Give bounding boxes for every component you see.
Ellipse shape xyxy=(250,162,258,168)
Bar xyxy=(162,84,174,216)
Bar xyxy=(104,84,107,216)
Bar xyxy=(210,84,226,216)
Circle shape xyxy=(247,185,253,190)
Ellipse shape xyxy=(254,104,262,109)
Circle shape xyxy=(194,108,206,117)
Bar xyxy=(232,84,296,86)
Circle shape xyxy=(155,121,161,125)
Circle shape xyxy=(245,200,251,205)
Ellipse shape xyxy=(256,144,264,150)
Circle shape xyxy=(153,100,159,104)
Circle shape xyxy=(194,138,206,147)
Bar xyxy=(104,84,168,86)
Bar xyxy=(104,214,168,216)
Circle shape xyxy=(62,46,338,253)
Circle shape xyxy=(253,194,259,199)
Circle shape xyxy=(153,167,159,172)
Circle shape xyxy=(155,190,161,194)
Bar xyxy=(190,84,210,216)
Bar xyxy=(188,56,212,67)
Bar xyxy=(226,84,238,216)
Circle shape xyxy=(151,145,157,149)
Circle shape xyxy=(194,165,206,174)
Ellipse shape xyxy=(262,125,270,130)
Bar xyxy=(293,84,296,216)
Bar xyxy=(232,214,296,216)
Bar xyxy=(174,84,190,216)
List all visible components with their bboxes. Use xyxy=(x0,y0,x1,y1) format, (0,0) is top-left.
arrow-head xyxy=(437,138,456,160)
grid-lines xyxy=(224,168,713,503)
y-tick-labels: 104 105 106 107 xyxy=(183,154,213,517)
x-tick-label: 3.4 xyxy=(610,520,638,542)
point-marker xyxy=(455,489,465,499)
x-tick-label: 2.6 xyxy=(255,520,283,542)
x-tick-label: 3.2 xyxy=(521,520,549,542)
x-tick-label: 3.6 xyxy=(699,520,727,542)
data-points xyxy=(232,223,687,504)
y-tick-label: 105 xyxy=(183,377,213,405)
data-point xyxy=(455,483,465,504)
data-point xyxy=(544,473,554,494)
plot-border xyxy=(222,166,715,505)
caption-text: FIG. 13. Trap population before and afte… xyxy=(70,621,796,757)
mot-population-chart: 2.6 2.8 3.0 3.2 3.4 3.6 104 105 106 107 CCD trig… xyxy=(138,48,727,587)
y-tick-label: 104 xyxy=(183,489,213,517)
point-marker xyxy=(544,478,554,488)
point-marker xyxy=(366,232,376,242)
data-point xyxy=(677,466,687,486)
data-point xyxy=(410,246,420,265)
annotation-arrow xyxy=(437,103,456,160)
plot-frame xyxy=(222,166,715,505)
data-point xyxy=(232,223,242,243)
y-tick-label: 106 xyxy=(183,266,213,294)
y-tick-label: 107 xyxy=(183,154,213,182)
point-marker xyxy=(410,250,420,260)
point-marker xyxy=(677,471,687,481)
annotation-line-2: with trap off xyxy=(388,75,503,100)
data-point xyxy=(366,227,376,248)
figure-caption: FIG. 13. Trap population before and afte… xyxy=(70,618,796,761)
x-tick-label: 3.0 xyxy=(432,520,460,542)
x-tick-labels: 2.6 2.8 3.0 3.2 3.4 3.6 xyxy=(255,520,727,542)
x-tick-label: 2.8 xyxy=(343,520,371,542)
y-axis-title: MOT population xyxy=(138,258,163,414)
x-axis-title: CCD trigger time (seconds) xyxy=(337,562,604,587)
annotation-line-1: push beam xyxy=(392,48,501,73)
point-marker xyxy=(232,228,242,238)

┄┄┄┄┄┄┄┄┄┄┄┄┄┄┄┄┄┄┄┄

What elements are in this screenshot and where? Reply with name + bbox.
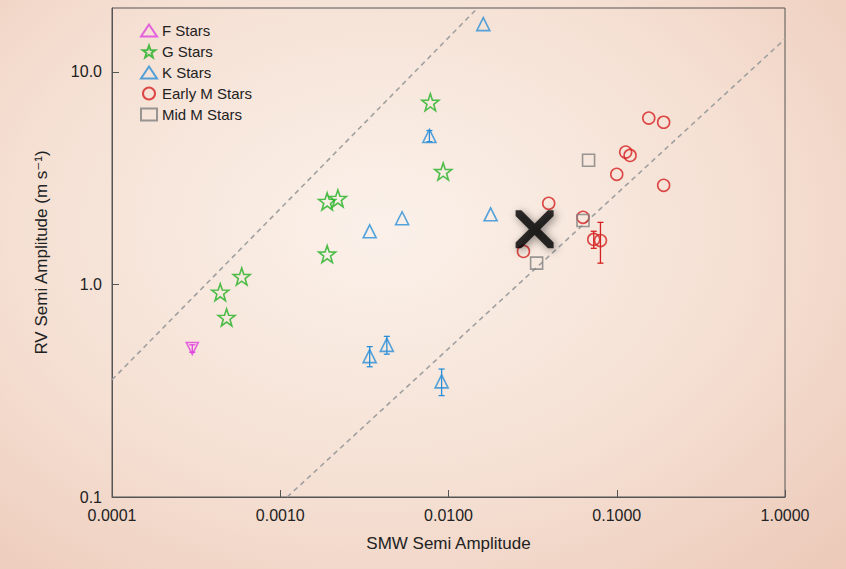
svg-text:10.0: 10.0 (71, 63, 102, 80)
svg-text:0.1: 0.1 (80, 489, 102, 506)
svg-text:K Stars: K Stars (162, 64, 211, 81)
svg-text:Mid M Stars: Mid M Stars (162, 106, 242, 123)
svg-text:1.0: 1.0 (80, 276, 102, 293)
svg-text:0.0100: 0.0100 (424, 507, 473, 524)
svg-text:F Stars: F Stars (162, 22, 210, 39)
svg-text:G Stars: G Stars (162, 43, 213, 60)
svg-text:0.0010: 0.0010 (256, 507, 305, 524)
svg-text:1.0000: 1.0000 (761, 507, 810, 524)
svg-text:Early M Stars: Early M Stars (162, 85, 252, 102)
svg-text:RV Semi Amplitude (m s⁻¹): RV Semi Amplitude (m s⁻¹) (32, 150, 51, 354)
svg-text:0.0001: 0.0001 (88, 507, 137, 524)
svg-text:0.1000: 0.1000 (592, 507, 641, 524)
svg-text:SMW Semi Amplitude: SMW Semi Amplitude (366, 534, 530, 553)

┄┄┄┄┄┄┄┄┄┄┄┄┄┄┄┄┄┄┄┄

What to do ▸
Format the lines between the one holding "Give bounding boxes" and the one holding "Circle shape xyxy=(194,108,206,117)", inclusive, as a JSON list of strings with one string per line and no blank lines.

Task output ▸
[
  "Give bounding boxes for every component you see.",
  "Ellipse shape xyxy=(250,162,258,168)",
  "Bar xyxy=(162,84,174,216)",
  "Bar xyxy=(104,84,107,216)",
  "Bar xyxy=(210,84,226,216)",
  "Circle shape xyxy=(247,185,253,190)",
  "Ellipse shape xyxy=(254,104,262,109)",
  "Circle shape xyxy=(194,108,206,117)"
]